#### OBJECTIVE
Locate every line in the records below that contains the word "Adspend", and copy each one.
%%
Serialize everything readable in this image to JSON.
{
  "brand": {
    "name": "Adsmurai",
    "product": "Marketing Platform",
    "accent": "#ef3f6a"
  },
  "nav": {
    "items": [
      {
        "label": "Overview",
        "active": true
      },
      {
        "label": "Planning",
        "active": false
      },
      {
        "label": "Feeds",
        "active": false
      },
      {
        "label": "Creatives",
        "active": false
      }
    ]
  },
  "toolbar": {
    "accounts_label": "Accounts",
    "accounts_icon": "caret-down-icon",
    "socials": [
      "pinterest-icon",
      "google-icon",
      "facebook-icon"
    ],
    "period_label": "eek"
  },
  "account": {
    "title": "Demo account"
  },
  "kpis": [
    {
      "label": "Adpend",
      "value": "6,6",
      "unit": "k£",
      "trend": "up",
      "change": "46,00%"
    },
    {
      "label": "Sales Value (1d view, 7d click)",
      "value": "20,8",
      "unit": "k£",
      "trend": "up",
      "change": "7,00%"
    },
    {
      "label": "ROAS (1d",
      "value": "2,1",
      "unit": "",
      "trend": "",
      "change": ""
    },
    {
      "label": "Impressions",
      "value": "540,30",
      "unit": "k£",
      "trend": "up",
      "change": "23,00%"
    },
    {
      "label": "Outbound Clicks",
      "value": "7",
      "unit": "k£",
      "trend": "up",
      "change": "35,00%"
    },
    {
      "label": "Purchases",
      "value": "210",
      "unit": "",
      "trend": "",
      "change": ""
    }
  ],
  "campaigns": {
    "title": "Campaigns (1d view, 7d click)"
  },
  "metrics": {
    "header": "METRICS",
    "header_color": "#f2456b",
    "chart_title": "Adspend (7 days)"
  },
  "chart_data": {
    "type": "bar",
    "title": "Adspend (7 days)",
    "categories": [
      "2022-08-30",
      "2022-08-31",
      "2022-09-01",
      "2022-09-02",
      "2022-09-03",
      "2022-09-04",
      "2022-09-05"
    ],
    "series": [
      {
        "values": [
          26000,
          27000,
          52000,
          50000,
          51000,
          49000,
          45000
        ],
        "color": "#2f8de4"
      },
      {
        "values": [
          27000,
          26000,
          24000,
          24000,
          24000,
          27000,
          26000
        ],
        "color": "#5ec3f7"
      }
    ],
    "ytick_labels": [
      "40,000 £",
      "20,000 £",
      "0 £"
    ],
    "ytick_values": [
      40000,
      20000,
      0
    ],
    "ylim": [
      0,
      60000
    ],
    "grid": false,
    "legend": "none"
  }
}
%%
#### THE OUTPUT
    "chart_title": "Adspend (7 days)"
    "title": "Adspend (7 days)",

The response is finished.